··· MATERIAL FOR THE TASK
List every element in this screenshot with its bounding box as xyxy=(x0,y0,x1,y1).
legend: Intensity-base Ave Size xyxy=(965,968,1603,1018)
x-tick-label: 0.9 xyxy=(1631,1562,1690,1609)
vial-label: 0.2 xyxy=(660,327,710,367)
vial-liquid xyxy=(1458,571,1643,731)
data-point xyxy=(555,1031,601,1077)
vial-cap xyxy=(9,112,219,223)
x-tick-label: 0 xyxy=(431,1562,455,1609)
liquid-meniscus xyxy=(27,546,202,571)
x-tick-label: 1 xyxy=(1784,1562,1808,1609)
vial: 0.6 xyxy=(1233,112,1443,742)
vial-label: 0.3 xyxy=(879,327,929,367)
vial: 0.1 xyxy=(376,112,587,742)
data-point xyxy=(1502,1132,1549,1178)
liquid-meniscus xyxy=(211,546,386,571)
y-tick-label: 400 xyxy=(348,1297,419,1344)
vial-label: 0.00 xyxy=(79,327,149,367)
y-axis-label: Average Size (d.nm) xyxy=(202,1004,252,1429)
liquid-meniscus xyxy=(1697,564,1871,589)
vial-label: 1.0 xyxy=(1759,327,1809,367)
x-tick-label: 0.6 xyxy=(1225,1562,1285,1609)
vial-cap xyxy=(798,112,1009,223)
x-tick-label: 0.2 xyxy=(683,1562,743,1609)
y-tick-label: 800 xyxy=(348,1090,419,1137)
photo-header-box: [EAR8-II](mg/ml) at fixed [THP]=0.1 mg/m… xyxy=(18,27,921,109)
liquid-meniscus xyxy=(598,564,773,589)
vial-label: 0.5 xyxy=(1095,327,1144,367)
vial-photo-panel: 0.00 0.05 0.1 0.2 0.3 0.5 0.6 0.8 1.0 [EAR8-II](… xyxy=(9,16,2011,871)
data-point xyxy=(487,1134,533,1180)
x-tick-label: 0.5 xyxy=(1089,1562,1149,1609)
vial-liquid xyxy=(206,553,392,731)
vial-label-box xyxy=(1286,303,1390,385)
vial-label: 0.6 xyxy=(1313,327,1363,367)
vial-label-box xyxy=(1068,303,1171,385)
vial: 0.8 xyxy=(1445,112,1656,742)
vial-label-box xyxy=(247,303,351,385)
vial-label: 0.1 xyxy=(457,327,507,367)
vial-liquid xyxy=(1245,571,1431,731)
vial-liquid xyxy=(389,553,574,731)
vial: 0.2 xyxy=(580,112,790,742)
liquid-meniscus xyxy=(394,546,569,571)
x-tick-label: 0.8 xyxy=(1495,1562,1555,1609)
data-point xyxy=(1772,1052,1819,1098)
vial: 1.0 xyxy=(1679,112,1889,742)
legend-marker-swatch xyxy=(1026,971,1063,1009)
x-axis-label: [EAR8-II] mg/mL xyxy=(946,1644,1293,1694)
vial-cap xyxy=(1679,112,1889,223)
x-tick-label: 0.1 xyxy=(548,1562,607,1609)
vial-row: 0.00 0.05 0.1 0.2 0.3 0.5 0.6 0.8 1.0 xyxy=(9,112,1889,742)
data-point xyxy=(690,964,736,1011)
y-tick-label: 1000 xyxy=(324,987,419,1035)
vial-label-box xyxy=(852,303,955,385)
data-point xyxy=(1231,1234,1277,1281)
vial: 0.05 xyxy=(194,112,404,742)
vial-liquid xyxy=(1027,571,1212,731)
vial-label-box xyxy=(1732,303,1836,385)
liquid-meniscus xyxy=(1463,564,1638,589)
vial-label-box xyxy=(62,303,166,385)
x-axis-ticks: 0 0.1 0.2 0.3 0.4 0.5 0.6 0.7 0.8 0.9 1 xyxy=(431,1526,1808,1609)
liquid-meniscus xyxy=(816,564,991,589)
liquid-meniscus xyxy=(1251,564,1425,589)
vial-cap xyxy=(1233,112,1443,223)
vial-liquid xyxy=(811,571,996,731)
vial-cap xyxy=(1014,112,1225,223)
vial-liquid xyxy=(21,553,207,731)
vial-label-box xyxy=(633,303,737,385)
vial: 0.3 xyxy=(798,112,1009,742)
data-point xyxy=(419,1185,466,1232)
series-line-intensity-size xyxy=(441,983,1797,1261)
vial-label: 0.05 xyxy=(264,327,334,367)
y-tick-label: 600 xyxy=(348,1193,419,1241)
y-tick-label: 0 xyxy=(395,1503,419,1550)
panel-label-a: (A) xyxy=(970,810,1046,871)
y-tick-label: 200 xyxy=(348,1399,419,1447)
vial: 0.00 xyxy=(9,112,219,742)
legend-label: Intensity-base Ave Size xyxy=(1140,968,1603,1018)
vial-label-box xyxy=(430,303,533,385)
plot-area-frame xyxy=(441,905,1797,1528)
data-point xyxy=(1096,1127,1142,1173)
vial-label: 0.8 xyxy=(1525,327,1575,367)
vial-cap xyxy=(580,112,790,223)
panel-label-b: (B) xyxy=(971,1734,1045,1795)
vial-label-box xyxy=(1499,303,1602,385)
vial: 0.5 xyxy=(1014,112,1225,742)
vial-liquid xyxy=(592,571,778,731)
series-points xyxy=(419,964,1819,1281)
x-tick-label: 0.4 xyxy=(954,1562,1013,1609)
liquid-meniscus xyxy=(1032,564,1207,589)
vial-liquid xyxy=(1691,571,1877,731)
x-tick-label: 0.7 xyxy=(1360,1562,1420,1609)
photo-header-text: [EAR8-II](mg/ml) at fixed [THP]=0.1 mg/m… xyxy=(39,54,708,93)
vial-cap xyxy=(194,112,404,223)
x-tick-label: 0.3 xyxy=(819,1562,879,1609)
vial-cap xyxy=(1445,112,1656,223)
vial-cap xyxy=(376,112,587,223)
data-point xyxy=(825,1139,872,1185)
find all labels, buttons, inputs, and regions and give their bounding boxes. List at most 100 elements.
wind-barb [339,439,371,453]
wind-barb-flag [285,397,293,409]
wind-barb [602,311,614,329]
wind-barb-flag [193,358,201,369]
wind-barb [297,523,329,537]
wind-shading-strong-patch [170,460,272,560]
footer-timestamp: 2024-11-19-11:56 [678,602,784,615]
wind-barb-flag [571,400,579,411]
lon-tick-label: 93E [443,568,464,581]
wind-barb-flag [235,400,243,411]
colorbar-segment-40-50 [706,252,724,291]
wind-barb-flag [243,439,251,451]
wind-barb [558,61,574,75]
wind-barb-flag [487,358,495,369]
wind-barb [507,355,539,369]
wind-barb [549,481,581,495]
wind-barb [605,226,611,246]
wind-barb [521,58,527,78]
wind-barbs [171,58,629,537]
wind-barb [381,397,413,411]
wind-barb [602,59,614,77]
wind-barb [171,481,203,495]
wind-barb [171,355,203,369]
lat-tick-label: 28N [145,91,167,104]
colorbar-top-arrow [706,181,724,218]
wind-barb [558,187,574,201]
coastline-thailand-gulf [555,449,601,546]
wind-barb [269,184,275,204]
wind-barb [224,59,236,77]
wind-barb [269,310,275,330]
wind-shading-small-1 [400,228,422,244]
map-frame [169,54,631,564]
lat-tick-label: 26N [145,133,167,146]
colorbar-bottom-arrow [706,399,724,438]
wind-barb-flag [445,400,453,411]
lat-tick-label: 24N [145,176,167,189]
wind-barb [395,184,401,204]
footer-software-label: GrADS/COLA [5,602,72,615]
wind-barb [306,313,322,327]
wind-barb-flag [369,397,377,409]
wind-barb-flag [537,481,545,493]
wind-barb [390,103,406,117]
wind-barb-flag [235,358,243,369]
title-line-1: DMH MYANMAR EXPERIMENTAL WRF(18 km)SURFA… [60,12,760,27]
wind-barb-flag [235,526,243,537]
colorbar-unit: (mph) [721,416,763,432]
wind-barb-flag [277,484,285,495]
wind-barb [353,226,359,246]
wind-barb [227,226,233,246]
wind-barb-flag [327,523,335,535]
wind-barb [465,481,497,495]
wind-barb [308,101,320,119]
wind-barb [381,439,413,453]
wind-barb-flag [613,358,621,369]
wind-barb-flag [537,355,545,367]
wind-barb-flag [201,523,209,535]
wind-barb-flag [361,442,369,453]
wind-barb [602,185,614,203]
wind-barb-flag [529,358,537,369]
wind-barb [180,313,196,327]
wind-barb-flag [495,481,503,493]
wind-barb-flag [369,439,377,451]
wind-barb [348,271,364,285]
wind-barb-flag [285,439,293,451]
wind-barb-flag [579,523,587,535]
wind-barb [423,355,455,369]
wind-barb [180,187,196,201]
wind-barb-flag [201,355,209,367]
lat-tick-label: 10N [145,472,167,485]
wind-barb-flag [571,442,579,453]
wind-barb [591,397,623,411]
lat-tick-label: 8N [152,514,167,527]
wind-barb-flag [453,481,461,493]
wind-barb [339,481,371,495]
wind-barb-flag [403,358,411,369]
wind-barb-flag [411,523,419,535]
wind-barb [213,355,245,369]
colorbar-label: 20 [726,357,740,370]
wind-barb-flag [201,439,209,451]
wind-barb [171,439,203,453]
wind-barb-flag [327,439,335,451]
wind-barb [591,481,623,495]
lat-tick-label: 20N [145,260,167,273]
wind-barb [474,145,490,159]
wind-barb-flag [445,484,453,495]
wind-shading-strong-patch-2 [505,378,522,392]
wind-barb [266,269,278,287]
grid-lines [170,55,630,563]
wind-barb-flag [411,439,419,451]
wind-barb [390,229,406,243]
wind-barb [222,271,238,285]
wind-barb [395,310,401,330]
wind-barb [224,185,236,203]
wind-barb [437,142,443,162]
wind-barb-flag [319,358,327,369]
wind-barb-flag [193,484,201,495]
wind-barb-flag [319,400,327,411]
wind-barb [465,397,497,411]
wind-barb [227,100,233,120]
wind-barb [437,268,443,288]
······
• **SHORT EXERCISE**: Turn the records, starting at their first line and ending at the line that contains "x-tick-label: 0.5 xyxy=(1089,1562,1149,1609)", into a Markdown table with a column No. for the row number and a column Entry for the line itself, skipping any blank lines.

• **SOLUTION BELOW**:
| No. | Entry |
|---|---|
| 1 | List every element in this screenshot with its bounding box as xyxy=(x0,y0,x1,y1). |
| 2 | legend: Intensity-base Ave Size xyxy=(965,968,1603,1018) |
| 3 | x-tick-label: 0.9 xyxy=(1631,1562,1690,1609) |
| 4 | vial-label: 0.2 xyxy=(660,327,710,367) |
| 5 | vial-liquid xyxy=(1458,571,1643,731) |
| 6 | data-point xyxy=(555,1031,601,1077) |
| 7 | vial-cap xyxy=(9,112,219,223) |
| 8 | x-tick-label: 0 xyxy=(431,1562,455,1609) |
| 9 | liquid-meniscus xyxy=(27,546,202,571) |
| 10 | x-tick-label: 1 xyxy=(1784,1562,1808,1609) |
| 11 | vial: 0.6 xyxy=(1233,112,1443,742) |
| 12 | vial-label: 0.3 xyxy=(879,327,929,367) |
| 13 | vial: 0.1 xyxy=(376,112,587,742) |
| 14 | data-point xyxy=(1502,1132,1549,1178) |
| 15 | liquid-meniscus xyxy=(211,546,386,571) |
| 16 | y-tick-label: 400 xyxy=(348,1297,419,1344) |
| 17 | vial-label: 0.00 xyxy=(79,327,149,367) |
| 18 | y-axis-label: Average Size (d.nm) xyxy=(202,1004,252,1429) |
| 19 | liquid-meniscus xyxy=(1697,564,1871,589) |
| 20 | vial-label: 1.0 xyxy=(1759,327,1809,367) |
| 21 | x-tick-label: 0.6 xyxy=(1225,1562,1285,1609) |
| 22 | vial-cap xyxy=(798,112,1009,223) |
| 23 | x-tick-label: 0.2 xyxy=(683,1562,743,1609) |
| 24 | y-tick-label: 800 xyxy=(348,1090,419,1137) |
| 25 | photo-header-box: [EAR8-II](mg/ml) at fixed [THP]=0.1 mg/m… xyxy=(18,27,921,109) |
| 26 | liquid-meniscus xyxy=(598,564,773,589) |
| 27 | vial-label: 0.5 xyxy=(1095,327,1144,367) |
| 28 | vial-photo-panel: 0.00 0.05 0.1 0.2 0.3 0.5 0.6 0.8 1.0 [EAR8-II](… xyxy=(9,16,2011,871) |
| 29 | data-point xyxy=(487,1134,533,1180) |
| 30 | x-tick-label: 0.5 xyxy=(1089,1562,1149,1609) |